Task brief | Print each record below word for word.

Information provided |
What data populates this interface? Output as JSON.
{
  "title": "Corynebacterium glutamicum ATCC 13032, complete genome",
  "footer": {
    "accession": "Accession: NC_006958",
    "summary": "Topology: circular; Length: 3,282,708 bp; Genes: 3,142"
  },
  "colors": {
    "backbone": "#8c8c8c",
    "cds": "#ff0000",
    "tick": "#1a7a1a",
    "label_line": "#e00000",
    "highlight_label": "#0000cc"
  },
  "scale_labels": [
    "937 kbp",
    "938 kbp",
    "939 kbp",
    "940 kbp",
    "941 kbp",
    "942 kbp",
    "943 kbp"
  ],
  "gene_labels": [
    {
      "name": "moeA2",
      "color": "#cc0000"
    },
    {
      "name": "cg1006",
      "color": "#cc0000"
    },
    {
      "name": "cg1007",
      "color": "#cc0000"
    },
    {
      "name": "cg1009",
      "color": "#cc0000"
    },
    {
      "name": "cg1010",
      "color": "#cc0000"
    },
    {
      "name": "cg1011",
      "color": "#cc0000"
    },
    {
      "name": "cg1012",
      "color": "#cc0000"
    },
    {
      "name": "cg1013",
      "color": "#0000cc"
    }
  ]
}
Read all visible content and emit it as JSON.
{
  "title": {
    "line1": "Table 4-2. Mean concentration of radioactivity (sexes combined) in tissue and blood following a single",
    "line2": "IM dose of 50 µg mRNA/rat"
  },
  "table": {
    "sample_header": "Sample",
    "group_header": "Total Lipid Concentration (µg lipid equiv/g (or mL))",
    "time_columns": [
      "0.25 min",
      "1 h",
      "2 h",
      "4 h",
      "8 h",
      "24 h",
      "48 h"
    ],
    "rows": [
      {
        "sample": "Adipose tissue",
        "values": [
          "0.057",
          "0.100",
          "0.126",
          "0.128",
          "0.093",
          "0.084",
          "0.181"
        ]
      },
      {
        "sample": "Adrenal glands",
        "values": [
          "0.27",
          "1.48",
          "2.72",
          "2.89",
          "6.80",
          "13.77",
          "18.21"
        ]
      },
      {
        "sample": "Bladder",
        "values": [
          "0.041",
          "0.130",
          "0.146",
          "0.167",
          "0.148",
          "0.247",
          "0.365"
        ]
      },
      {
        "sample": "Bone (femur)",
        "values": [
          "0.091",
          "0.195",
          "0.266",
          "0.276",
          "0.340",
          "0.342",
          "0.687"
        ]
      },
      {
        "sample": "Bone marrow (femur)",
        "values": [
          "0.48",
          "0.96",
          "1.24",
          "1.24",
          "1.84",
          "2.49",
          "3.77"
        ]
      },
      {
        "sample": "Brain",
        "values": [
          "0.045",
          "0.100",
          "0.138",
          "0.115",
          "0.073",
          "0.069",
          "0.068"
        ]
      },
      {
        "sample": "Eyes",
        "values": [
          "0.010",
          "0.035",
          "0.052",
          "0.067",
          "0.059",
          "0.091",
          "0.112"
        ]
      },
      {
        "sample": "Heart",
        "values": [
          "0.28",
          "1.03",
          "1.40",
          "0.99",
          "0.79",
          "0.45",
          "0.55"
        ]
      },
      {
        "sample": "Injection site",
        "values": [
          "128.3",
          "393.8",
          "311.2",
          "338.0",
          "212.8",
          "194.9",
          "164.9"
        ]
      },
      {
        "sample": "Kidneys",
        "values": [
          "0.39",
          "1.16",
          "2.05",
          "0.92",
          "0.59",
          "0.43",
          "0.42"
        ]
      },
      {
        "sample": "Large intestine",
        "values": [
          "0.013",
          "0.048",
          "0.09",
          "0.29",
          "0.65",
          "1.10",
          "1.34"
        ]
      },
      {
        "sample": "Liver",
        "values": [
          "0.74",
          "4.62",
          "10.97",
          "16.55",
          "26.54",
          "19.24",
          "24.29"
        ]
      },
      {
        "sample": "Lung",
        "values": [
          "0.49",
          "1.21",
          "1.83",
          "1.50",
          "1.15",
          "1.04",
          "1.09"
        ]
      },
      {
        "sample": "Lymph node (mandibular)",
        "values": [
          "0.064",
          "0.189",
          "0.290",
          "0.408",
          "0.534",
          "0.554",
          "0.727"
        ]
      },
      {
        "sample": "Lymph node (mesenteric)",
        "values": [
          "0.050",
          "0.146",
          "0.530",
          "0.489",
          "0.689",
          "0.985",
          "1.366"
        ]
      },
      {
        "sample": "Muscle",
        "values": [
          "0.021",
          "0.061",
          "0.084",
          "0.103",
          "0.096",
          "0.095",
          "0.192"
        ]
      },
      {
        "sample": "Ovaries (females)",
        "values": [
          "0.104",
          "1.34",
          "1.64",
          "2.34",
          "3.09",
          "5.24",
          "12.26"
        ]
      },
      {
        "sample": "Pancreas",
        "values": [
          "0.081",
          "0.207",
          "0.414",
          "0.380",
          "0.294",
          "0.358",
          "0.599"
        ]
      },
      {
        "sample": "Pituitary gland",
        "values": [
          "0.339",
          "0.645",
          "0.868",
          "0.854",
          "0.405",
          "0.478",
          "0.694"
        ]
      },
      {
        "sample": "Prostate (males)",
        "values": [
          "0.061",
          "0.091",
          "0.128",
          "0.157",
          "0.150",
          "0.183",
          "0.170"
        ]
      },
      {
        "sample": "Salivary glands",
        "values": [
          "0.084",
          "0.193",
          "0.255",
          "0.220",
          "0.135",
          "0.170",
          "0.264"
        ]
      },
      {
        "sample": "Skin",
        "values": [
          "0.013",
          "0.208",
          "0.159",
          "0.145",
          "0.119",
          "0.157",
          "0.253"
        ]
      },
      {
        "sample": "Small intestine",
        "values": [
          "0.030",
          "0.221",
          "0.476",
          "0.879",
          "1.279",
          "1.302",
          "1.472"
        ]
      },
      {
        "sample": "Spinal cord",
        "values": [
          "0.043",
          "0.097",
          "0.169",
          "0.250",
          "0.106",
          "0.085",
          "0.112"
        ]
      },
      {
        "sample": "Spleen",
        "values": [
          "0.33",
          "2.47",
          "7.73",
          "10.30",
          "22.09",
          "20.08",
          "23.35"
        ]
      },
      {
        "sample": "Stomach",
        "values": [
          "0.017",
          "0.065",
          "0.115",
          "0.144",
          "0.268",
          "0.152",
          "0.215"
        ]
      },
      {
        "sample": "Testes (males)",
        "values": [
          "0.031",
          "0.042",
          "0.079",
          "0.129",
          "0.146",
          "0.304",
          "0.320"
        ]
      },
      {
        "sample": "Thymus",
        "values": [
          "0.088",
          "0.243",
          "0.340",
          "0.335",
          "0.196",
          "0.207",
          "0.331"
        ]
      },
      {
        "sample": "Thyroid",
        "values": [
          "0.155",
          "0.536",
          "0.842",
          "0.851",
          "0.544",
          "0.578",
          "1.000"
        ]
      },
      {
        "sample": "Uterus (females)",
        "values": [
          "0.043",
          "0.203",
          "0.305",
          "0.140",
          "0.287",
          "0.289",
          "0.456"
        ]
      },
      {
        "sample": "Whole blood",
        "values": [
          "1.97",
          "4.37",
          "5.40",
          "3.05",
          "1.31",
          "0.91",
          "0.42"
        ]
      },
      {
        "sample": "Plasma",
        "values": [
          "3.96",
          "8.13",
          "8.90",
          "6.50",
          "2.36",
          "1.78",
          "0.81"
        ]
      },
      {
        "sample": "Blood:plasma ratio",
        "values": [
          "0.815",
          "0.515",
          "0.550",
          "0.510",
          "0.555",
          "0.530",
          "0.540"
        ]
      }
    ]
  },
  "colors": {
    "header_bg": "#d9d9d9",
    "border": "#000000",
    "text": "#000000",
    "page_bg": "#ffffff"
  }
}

Exercise answer |
What data populates this interface? Output as JSON.
{
  "title": "Corynebacterium glutamicum ATCC 13032, complete genome",
  "footer": {
    "accession": "Accession: NC_006958",
    "summary": "Topology: circular; Length: 3,282,708 bp; Genes: 3,142"
  },
  "colors": {
    "backbone": "#8c8c8c",
    "cds": "#ff0000",
    "tick": "#1a7a1a",
    "label_line": "#e00000",
    "highlight_label": "#0000cc"
  },
  "scale_labels": [
    "937 kbp",
    "938 kbp",
    "939 kbp",
    "940 kbp",
    "941 kbp",
    "942 kbp",
    "943 kbp"
  ],
  "gene_labels": [
    {
      "name": "moeA2",
      "color": "#cc0000"
    },
    {
      "name": "cg1006",
      "color": "#cc0000"
    },
    {
      "name": "cg1007",
      "color": "#cc0000"
    },
    {
      "name": "cg1009",
      "color": "#cc0000"
    },
    {
      "name": "cg1010",
      "color": "#cc0000"
    },
    {
      "name": "cg1011",
      "color": "#cc0000"
    },
    {
      "name": "cg1012",
      "color": "#cc0000"
    },
    {
      "name": "cg1013",
      "color": "#0000cc"
    }
  ]
}
Read all visible content and emit it as JSON.
{
  "title": {
    "line1": "Table 4-2. Mean concentration of radioactivity (sexes combined) in tissue and blood following a single",
    "line2": "IM dose of 50 µg mRNA/rat"
  },
  "table": {
    "sample_header": "Sample",
    "group_header": "Total Lipid Concentration (µg lipid equiv/g (or mL))",
    "time_columns": [
      "0.25 min",
      "1 h",
      "2 h",
      "4 h",
      "8 h",
      "24 h",
      "48 h"
    ],
    "rows": [
      {
        "sample": "Adipose tissue",
        "values": [
          "0.057",
          "0.100",
          "0.126",
          "0.128",
          "0.093",
          "0.084",
          "0.181"
        ]
      },
      {
        "sample": "Adrenal glands",
        "values": [
          "0.27",
          "1.48",
          "2.72",
          "2.89",
          "6.80",
          "13.77",
          "18.21"
        ]
      },
      {
        "sample": "Bladder",
        "values": [
          "0.041",
          "0.130",
          "0.146",
          "0.167",
          "0.148",
          "0.247",
          "0.365"
        ]
      },
      {
        "sample": "Bone (femur)",
        "values": [
          "0.091",
          "0.195",
          "0.266",
          "0.276",
          "0.340",
          "0.342",
          "0.687"
        ]
      },
      {
        "sample": "Bone marrow (femur)",
        "values": [
          "0.48",
          "0.96",
          "1.24",
          "1.24",
          "1.84",
          "2.49",
          "3.77"
        ]
      },
      {
        "sample": "Brain",
        "values": [
          "0.045",
          "0.100",
          "0.138",
          "0.115",
          "0.073",
          "0.069",
          "0.068"
        ]
      },
      {
        "sample": "Eyes",
        "values": [
          "0.010",
          "0.035",
          "0.052",
          "0.067",
          "0.059",
          "0.091",
          "0.112"
        ]
      },
      {
        "sample": "Heart",
        "values": [
          "0.28",
          "1.03",
          "1.40",
          "0.99",
          "0.79",
          "0.45",
          "0.55"
        ]
      },
      {
        "sample": "Injection site",
        "values": [
          "128.3",
          "393.8",
          "311.2",
          "338.0",
          "212.8",
          "194.9",
          "164.9"
        ]
      },
      {
        "sample": "Kidneys",
        "values": [
          "0.39",
          "1.16",
          "2.05",
          "0.92",
          "0.59",
          "0.43",
          "0.42"
        ]
      },
      {
        "sample": "Large intestine",
        "values": [
          "0.013",
          "0.048",
          "0.09",
          "0.29",
          "0.65",
          "1.10",
          "1.34"
        ]
      },
      {
        "sample": "Liver",
        "values": [
          "0.74",
          "4.62",
          "10.97",
          "16.55",
          "26.54",
          "19.24",
          "24.29"
        ]
      },
      {
        "sample": "Lung",
        "values": [
          "0.49",
          "1.21",
          "1.83",
          "1.50",
          "1.15",
          "1.04",
          "1.09"
        ]
      },
      {
        "sample": "Lymph node (mandibular)",
        "values": [
          "0.064",
          "0.189",
          "0.290",
          "0.408",
          "0.534",
          "0.554",
          "0.727"
        ]
      },
      {
        "sample": "Lymph node (mesenteric)",
        "values": [
          "0.050",
          "0.146",
          "0.530",
          "0.489",
          "0.689",
          "0.985",
          "1.366"
        ]
      },
      {
        "sample": "Muscle",
        "values": [
          "0.021",
          "0.061",
          "0.084",
          "0.103",
          "0.096",
          "0.095",
          "0.192"
        ]
      },
      {
        "sample": "Ovaries (females)",
        "values": [
          "0.104",
          "1.34",
          "1.64",
          "2.34",
          "3.09",
          "5.24",
          "12.26"
        ]
      },
      {
        "sample": "Pancreas",
        "values": [
          "0.081",
          "0.207",
          "0.414",
          "0.380",
          "0.294",
          "0.358",
          "0.599"
        ]
      },
      {
        "sample": "Pituitary gland",
        "values": [
          "0.339",
          "0.645",
          "0.868",
          "0.854",
          "0.405",
          "0.478",
          "0.694"
        ]
      },
      {
        "sample": "Prostate (males)",
        "values": [
          "0.061",
          "0.091",
          "0.128",
          "0.157",
          "0.150",
          "0.183",
          "0.170"
        ]
      },
      {
        "sample": "Salivary glands",
        "values": [
          "0.084",
          "0.193",
          "0.255",
          "0.220",
          "0.135",
          "0.170",
          "0.264"
        ]
      },
      {
        "sample": "Skin",
        "values": [
          "0.013",
          "0.208",
          "0.159",
          "0.145",
          "0.119",
          "0.157",
          "0.253"
        ]
      },
      {
        "sample": "Small intestine",
        "values": [
          "0.030",
          "0.221",
          "0.476",
          "0.879",
          "1.279",
          "1.302",
          "1.472"
        ]
      },
      {
        "sample": "Spinal cord",
        "values": [
          "0.043",
          "0.097",
          "0.169",
          "0.250",
          "0.106",
          "0.085",
          "0.112"
        ]
      },
      {
        "sample": "Spleen",
        "values": [
          "0.33",
          "2.47",
          "7.73",
          "10.30",
          "22.09",
          "20.08",
          "23.35"
        ]
      },
      {
        "sample": "Stomach",
        "values": [
          "0.017",
          "0.065",
          "0.115",
          "0.144",
          "0.268",
          "0.152",
          "0.215"
        ]
      },
      {
        "sample": "Testes (males)",
        "values": [
          "0.031",
          "0.042",
          "0.079",
          "0.129",
          "0.146",
          "0.304",
          "0.320"
        ]
      },
      {
        "sample": "Thymus",
        "values": [
          "0.088",
          "0.243",
          "0.340",
          "0.335",
          "0.196",
          "0.207",
          "0.331"
        ]
      },
      {
        "sample": "Thyroid",
        "values": [
          "0.155",
          "0.536",
          "0.842",
          "0.851",
          "0.544",
          "0.578",
          "1.000"
        ]
      },
      {
        "sample": "Uterus (females)",
        "values": [
          "0.043",
          "0.203",
          "0.305",
          "0.140",
          "0.287",
          "0.289",
          "0.456"
        ]
      },
      {
        "sample": "Whole blood",
        "values": [
          "1.97",
          "4.37",
          "5.40",
          "3.05",
          "1.31",
          "0.91",
          "0.42"
        ]
      },
      {
        "sample": "Plasma",
        "values": [
          "3.96",
          "8.13",
          "8.90",
          "6.50",
          "2.36",
          "1.78",
          "0.81"
        ]
      },
      {
        "sample": "Blood:plasma ratio",
        "values": [
          "0.815",
          "0.515",
          "0.550",
          "0.510",
          "0.555",
          "0.530",
          "0.540"
        ]
      }
    ]
  },
  "colors": {
    "header_bg": "#d9d9d9",
    "border": "#000000",
    "text": "#000000",
    "page_bg": "#ffffff"
  }
}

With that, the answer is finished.